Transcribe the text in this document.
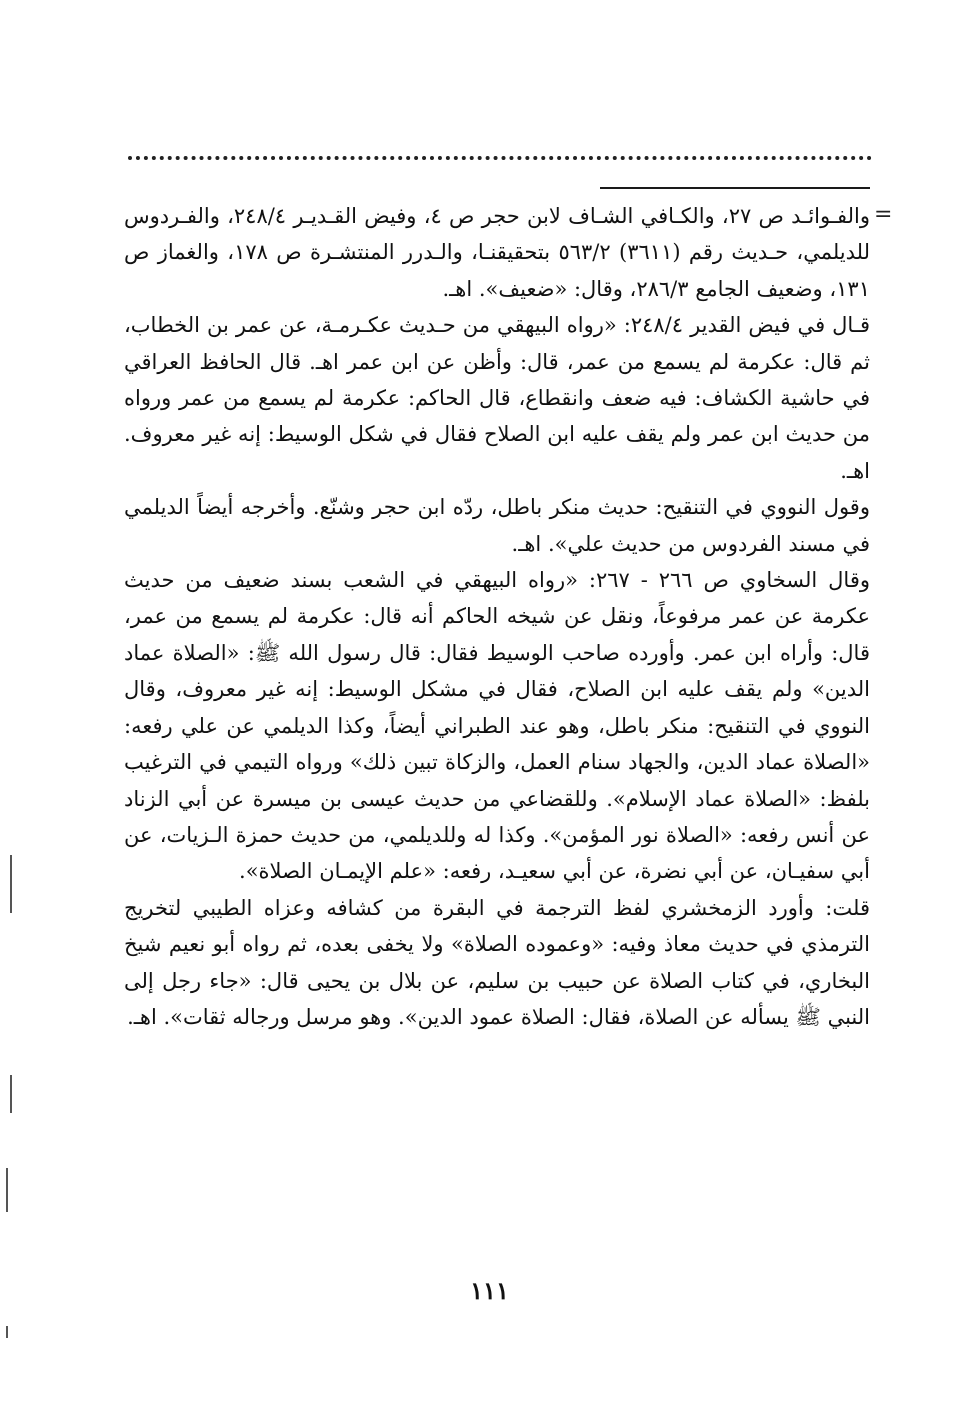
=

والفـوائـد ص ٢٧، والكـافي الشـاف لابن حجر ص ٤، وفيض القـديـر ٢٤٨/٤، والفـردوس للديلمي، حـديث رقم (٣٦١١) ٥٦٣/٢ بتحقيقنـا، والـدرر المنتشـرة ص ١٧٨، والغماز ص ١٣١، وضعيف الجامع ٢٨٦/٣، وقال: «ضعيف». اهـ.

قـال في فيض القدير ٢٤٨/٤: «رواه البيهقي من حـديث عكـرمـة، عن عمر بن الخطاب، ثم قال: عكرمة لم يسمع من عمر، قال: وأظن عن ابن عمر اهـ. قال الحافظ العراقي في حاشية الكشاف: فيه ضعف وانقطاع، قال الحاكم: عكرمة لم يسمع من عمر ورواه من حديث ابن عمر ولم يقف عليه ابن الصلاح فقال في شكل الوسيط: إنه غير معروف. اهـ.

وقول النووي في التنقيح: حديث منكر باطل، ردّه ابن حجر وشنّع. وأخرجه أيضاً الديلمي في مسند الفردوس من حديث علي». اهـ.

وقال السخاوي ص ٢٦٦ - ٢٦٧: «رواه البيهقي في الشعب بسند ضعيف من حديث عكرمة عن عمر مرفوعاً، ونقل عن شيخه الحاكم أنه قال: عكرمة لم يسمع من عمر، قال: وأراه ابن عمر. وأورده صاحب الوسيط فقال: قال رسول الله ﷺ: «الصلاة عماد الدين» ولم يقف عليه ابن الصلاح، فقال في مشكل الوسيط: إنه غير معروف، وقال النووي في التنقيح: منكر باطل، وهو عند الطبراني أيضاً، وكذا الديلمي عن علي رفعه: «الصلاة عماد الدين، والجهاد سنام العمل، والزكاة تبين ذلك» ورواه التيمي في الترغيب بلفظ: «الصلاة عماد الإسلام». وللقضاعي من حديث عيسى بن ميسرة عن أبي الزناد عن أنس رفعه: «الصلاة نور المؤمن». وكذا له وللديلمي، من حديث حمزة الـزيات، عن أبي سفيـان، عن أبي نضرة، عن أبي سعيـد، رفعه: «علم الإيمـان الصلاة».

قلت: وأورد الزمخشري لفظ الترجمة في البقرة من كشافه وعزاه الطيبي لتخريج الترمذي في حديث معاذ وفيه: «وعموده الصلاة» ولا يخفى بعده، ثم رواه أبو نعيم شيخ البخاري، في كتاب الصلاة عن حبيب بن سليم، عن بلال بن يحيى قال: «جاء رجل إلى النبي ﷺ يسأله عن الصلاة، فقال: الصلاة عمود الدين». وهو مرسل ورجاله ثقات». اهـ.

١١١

**********

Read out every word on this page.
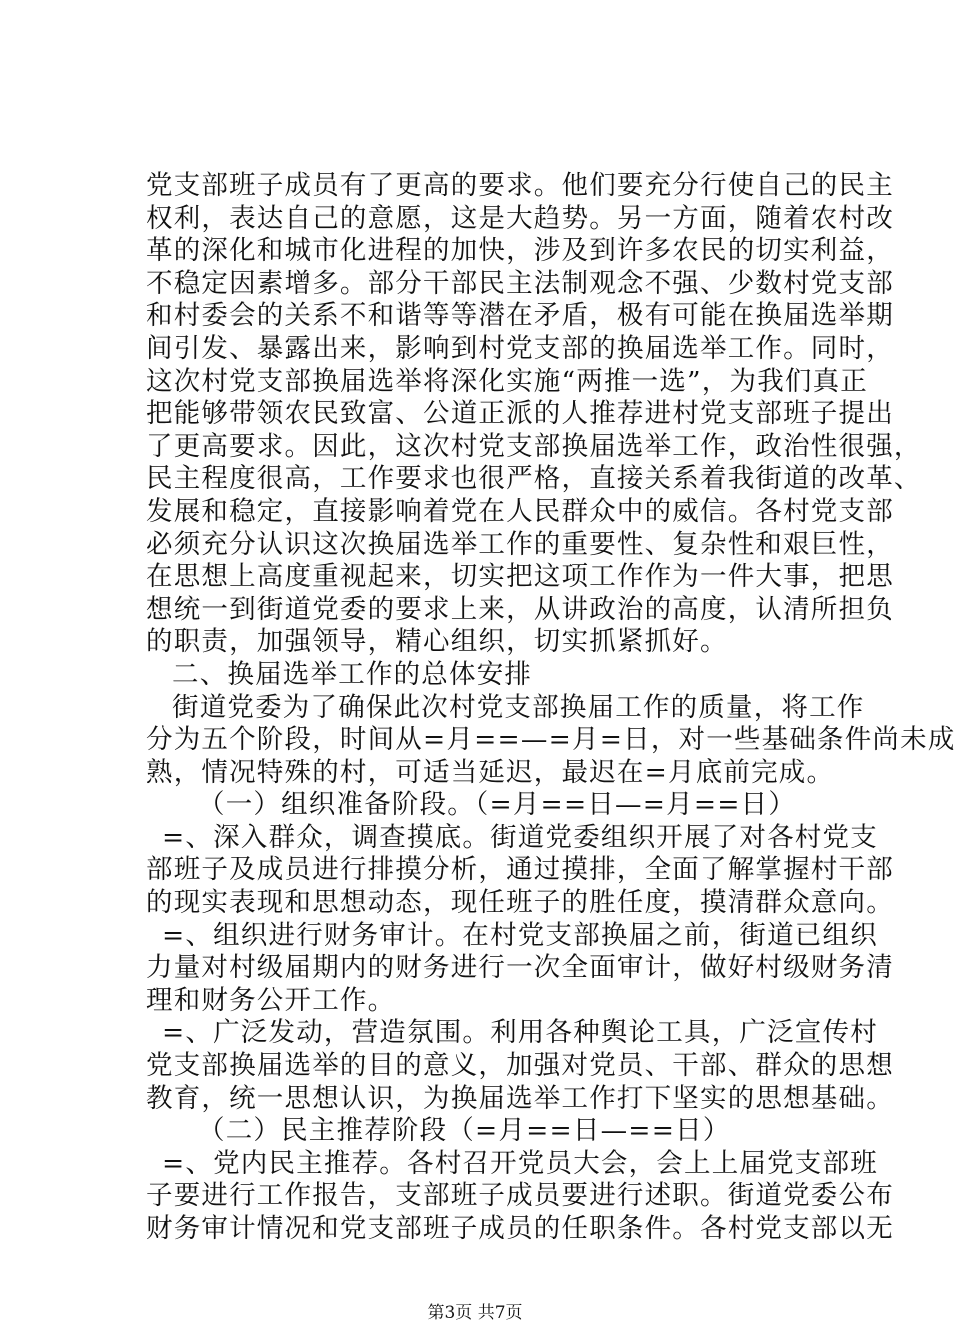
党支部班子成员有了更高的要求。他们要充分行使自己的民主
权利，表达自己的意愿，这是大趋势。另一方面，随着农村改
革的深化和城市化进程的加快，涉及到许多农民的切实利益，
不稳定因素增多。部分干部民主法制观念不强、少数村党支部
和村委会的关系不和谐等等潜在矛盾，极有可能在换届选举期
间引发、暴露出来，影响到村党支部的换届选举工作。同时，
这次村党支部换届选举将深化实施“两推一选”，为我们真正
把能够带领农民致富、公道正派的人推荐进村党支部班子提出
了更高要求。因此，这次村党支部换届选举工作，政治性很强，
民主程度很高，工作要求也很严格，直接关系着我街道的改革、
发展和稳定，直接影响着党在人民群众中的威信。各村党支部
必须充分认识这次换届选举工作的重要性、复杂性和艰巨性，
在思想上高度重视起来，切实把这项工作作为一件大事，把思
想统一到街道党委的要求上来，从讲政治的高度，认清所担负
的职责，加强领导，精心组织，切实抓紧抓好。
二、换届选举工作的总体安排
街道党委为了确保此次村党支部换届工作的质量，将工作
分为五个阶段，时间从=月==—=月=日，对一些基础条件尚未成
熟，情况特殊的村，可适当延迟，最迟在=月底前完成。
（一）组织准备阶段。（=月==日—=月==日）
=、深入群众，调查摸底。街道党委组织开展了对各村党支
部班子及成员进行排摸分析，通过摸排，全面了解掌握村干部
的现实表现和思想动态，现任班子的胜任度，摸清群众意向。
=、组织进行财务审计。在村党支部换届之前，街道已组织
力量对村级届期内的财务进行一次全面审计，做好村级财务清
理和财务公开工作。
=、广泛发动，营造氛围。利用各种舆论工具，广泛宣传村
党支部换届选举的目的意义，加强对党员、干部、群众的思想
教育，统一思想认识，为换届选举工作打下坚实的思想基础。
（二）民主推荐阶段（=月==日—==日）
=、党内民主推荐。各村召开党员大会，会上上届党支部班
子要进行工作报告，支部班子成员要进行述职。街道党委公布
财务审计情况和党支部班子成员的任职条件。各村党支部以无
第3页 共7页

**********

◆ **Short task**: Which lines contain "وقال"? Copy each of them out.

◆ **Response below**:
والفـوائـد ص ٢٧، والكـافي الشـاف لابن حجر ص ٤، وفيض القـديـر ٢٤٨/٤، والفـردوس للديلمي، حـديث رقم (٣٦١١) ٥٦٣/٢ بتحقيقنـا، والـدرر المنتشـرة ص ١٧٨، والغماز ص ١٣١، وضعيف الجامع ٢٨٦/٣، وقال: «ضعيف». اهـ.
وقال السخاوي ص ٢٦٦ - ٢٦٧: «رواه البيهقي في الشعب بسند ضعيف من حديث عكرمة عن عمر مرفوعاً، ونقل عن شيخه الحاكم أنه قال: عكرمة لم يسمع من عمر، قال: وأراه ابن عمر. وأورده صاحب الوسيط فقال: قال رسول الله ﷺ: «الصلاة عماد الدين» ولم يقف عليه ابن الصلاح، فقال في مشكل الوسيط: إنه غير معروف، وقال النووي في التنقيح: منكر باطل، وهو عند الطبراني أيضاً، وكذا الديلمي عن علي رفعه: «الصلاة عماد الدين، والجهاد سنام العمل، والزكاة تبين ذلك» ورواه التيمي في الترغيب بلفظ: «الصلاة عماد الإسلام». وللقضاعي من حديث عيسى بن ميسرة عن أبي الزناد عن أنس رفعه: «الصلاة نور المؤمن». وكذا له وللديلمي، من حديث حمزة الـزيات، عن أبي سفيـان، عن أبي نضرة، عن أبي سعيـد، رفعه: «علم الإيمـان الصلاة».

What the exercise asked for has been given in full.